▶ _EXERCISE_:
Note each line that includes the word "Hydrangeas". Copy those lines.

▶ _INPUT RECORDS_:
— START —

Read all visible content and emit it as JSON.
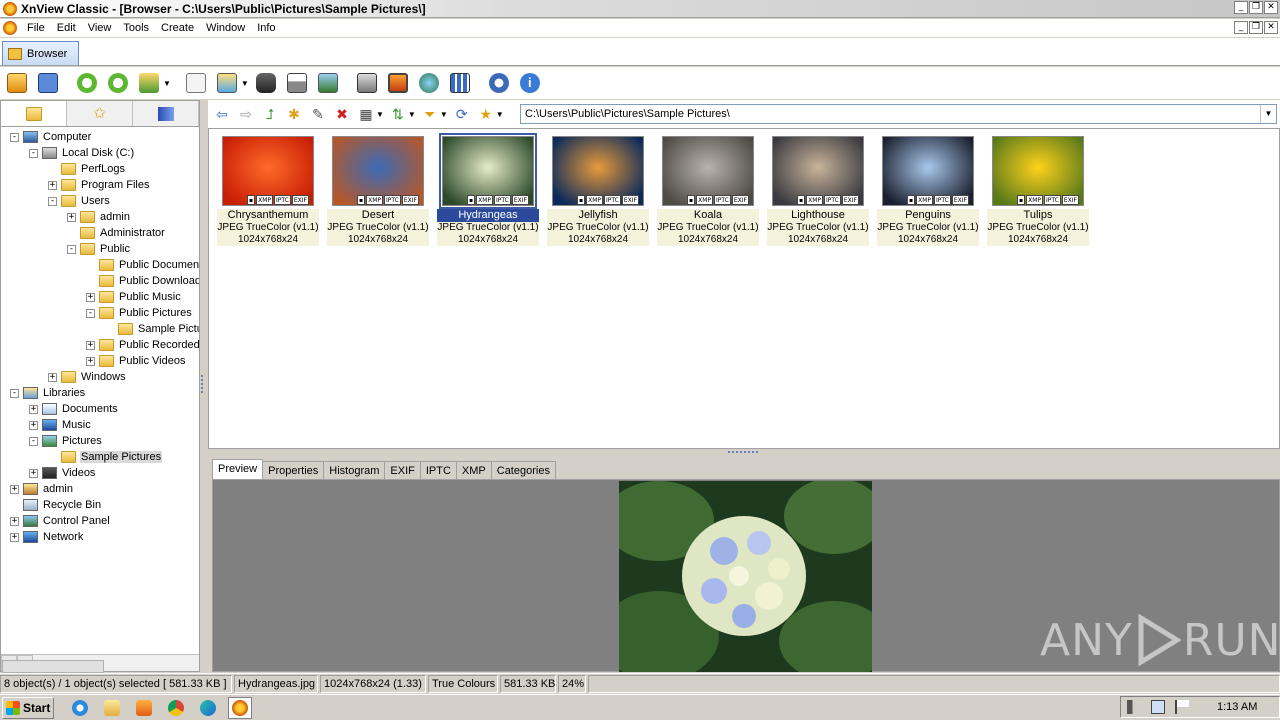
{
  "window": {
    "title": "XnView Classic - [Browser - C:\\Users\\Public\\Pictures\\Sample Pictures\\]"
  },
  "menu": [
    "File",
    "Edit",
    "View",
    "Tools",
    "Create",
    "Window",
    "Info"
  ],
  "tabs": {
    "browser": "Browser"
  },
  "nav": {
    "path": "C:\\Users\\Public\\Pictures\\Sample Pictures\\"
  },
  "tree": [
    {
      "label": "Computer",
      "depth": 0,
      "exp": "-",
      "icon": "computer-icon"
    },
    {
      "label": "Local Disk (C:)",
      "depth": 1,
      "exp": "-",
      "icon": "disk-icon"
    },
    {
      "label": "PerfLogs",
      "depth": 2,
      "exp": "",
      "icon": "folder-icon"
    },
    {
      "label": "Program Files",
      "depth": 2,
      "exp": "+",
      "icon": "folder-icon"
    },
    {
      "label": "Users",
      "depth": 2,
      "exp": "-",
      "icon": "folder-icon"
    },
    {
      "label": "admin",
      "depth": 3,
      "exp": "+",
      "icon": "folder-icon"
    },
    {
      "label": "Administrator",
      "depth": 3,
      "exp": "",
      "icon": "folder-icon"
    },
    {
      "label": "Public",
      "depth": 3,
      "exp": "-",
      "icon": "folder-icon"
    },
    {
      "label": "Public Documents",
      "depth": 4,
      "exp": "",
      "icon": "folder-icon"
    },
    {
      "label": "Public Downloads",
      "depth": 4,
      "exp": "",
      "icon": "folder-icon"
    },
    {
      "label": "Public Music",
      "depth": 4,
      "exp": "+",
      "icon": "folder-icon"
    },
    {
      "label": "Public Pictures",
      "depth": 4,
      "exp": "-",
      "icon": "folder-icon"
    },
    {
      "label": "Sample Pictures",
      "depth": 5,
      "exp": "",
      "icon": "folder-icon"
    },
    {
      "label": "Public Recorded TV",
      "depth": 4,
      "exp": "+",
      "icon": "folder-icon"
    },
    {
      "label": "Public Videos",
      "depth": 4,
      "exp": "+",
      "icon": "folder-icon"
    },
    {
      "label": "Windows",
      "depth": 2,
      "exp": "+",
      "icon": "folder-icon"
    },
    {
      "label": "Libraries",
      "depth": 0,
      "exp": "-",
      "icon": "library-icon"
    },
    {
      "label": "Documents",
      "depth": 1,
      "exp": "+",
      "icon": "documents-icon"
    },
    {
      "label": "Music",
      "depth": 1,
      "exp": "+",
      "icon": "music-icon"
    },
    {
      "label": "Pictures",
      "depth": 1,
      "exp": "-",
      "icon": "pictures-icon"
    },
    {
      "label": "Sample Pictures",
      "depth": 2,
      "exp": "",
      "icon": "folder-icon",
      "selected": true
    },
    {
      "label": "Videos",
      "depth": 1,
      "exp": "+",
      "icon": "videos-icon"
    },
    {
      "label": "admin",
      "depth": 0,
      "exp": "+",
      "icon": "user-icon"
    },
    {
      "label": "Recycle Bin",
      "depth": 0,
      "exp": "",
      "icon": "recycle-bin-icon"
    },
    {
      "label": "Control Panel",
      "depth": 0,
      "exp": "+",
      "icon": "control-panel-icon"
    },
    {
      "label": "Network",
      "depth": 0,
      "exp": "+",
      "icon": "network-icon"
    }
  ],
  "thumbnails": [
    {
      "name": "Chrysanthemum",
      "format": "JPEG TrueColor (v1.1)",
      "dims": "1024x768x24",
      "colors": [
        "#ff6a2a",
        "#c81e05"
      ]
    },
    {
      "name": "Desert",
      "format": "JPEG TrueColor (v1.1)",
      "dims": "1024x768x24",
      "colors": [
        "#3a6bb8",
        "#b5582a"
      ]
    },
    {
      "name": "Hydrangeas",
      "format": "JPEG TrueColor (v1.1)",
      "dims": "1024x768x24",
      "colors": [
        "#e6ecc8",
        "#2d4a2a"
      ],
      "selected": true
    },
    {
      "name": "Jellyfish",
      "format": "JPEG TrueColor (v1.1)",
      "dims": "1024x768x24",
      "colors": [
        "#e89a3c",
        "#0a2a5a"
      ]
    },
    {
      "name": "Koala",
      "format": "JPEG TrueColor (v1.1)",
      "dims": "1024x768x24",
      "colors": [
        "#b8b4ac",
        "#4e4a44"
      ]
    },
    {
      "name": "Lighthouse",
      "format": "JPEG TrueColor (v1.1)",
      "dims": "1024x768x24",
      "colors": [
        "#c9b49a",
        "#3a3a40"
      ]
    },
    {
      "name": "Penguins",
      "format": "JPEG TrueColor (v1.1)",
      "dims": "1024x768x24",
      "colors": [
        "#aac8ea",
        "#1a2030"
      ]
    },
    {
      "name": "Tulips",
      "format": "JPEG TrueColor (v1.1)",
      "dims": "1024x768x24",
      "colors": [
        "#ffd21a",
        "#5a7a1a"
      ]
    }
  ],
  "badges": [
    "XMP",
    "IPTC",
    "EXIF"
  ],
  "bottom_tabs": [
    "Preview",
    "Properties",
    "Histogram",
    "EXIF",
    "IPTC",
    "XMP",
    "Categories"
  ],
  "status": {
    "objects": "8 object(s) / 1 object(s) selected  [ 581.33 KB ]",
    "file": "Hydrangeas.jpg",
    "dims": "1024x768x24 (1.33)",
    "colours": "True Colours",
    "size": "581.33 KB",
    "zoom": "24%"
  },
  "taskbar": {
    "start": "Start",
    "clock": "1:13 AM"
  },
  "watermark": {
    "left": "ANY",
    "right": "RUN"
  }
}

— END —

▶ _FINISHED EXERCISE_:
      "name": "Hydrangeas",
    "file": "Hydrangeas.jpg",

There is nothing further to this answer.